WHAT THIS TASK INVOLVES
Repeat each line of the material exactly.

GIVEN INFORMATION
-=-=-=-=-
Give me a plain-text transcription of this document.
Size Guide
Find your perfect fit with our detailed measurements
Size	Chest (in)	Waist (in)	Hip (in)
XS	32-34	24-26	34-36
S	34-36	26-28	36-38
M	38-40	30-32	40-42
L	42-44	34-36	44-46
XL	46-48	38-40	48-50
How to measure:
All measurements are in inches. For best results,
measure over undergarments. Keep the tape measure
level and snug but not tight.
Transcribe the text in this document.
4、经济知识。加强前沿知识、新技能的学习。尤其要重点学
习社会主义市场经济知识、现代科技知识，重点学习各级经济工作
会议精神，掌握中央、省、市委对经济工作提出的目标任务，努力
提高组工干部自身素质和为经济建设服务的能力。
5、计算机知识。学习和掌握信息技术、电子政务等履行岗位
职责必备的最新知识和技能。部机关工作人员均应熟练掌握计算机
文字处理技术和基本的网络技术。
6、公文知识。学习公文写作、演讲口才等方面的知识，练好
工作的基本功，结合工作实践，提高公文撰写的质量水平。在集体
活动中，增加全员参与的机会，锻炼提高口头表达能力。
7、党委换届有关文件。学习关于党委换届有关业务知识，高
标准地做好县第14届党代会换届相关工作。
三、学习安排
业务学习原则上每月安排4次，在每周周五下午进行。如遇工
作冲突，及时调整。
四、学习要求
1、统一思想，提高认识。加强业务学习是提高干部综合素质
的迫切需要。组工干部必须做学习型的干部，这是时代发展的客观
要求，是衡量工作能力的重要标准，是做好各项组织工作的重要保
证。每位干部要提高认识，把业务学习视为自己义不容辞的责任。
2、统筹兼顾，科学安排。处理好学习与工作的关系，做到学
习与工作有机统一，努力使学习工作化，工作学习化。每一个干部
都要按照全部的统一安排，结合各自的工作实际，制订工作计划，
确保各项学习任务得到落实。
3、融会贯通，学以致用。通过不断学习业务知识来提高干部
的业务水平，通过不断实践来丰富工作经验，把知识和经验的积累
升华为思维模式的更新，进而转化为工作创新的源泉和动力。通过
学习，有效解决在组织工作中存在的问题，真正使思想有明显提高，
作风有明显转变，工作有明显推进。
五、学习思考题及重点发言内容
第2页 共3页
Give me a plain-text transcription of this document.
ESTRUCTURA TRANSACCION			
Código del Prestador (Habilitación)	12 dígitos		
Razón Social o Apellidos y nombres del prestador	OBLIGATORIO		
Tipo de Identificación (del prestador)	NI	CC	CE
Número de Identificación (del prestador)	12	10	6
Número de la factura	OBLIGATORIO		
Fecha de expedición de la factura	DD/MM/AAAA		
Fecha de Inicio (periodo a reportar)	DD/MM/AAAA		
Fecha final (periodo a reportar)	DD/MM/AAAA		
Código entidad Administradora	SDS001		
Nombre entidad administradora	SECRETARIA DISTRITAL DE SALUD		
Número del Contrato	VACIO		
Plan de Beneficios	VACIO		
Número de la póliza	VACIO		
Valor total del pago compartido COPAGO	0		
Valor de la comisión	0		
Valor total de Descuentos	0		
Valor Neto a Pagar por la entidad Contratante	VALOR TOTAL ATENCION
-=-=-=-=-
WRITTEN SOLUTION
Give me a plain-text transcription of this document.
Size Guide
Find your perfect fit with our detailed measurements
Size	Chest (in)	Waist (in)	Hip (in)
XS	32-34	24-26	34-36
S	34-36	26-28	36-38
M	38-40	30-32	40-42
L	42-44	34-36	44-46
XL	46-48	38-40	48-50
How to measure:
All measurements are in inches. For best results,
measure over undergarments. Keep the tape measure
level and snug but not tight.
Transcribe the text in this document.
4、经济知识。加强前沿知识、新技能的学习。尤其要重点学
习社会主义市场经济知识、现代科技知识，重点学习各级经济工作
会议精神，掌握中央、省、市委对经济工作提出的目标任务，努力
提高组工干部自身素质和为经济建设服务的能力。
5、计算机知识。学习和掌握信息技术、电子政务等履行岗位
职责必备的最新知识和技能。部机关工作人员均应熟练掌握计算机
文字处理技术和基本的网络技术。
6、公文知识。学习公文写作、演讲口才等方面的知识，练好
工作的基本功，结合工作实践，提高公文撰写的质量水平。在集体
活动中，增加全员参与的机会，锻炼提高口头表达能力。
7、党委换届有关文件。学习关于党委换届有关业务知识，高
标准地做好县第14届党代会换届相关工作。
三、学习安排
业务学习原则上每月安排4次，在每周周五下午进行。如遇工
作冲突，及时调整。
四、学习要求
1、统一思想，提高认识。加强业务学习是提高干部综合素质
的迫切需要。组工干部必须做学习型的干部，这是时代发展的客观
要求，是衡量工作能力的重要标准，是做好各项组织工作的重要保
证。每位干部要提高认识，把业务学习视为自己义不容辞的责任。
2、统筹兼顾，科学安排。处理好学习与工作的关系，做到学
习与工作有机统一，努力使学习工作化，工作学习化。每一个干部
都要按照全部的统一安排，结合各自的工作实际，制订工作计划，
确保各项学习任务得到落实。
3、融会贯通，学以致用。通过不断学习业务知识来提高干部
的业务水平，通过不断实践来丰富工作经验，把知识和经验的积累
升华为思维模式的更新，进而转化为工作创新的源泉和动力。通过
学习，有效解决在组织工作中存在的问题，真正使思想有明显提高，
作风有明显转变，工作有明显推进。
五、学习思考题及重点发言内容
第2页 共3页
Give me a plain-text transcription of this document.
ESTRUCTURA TRANSACCION			
Código del Prestador (Habilitación)	12 dígitos		
Razón Social o Apellidos y nombres del prestador	OBLIGATORIO		
Tipo de Identificación (del prestador)	NI	CC	CE
Número de Identificación (del prestador)	12	10	6
Número de la factura	OBLIGATORIO		
Fecha de expedición de la factura	DD/MM/AAAA		
Fecha de Inicio (periodo a reportar)	DD/MM/AAAA		
Fecha final (periodo a reportar)	DD/MM/AAAA		
Código entidad Administradora	SDS001		
Nombre entidad administradora	SECRETARIA DISTRITAL DE SALUD		
Número del Contrato	VACIO		
Plan de Beneficios	VACIO		
Número de la póliza	VACIO		
Valor total del pago compartido COPAGO	0		
Valor de la comisión	0		
Valor total de Descuentos	0		
Valor Neto a Pagar por la entidad Contratante	VALOR TOTAL ATENCION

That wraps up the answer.